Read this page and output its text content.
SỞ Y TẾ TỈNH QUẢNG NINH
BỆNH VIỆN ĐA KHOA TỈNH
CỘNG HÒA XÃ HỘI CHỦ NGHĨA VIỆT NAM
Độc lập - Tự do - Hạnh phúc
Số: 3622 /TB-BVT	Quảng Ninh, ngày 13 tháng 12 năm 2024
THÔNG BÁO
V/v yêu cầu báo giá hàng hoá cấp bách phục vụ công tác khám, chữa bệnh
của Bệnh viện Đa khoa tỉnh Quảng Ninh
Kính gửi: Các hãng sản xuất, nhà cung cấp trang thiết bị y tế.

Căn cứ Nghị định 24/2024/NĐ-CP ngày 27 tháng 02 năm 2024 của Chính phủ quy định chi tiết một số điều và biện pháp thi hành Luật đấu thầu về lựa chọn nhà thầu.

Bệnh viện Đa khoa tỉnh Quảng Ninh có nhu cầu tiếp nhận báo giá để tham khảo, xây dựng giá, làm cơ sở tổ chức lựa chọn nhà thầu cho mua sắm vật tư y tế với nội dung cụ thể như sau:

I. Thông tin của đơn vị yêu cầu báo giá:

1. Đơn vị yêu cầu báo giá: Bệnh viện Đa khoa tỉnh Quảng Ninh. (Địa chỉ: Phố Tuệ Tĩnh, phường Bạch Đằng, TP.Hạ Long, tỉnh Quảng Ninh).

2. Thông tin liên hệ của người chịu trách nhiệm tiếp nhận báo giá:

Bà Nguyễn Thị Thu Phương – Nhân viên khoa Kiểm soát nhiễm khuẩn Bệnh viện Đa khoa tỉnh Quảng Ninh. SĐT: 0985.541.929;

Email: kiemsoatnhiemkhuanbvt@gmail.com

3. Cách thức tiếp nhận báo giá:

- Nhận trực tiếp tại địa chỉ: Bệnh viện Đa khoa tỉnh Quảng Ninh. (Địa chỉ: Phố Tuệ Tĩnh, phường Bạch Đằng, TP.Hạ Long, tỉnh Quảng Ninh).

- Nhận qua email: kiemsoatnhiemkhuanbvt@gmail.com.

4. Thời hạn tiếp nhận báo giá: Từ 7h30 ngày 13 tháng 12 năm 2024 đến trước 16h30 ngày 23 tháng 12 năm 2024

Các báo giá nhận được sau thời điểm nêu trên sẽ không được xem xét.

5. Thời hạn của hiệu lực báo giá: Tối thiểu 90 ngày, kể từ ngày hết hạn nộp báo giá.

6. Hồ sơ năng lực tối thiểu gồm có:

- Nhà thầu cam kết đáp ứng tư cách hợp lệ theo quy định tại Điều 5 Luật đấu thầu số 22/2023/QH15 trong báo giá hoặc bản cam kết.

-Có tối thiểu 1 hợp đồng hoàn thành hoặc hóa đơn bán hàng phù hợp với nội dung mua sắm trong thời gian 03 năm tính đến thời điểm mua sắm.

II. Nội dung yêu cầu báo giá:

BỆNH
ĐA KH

——

Find every line that holds "thiểu" and copy it.

5. Thời hạn của hiệu lực báo giá: Tối thiểu 90 ngày, kể từ ngày hết hạn nộp báo giá.
6. Hồ sơ năng lực tối thiểu gồm có:
-Có tối thiểu 1 hợp đồng hoàn thành hoặc hóa đơn bán hàng phù hợp với nội dung mua sắm trong thời gian 03 năm tính đến thời điểm mua sắm.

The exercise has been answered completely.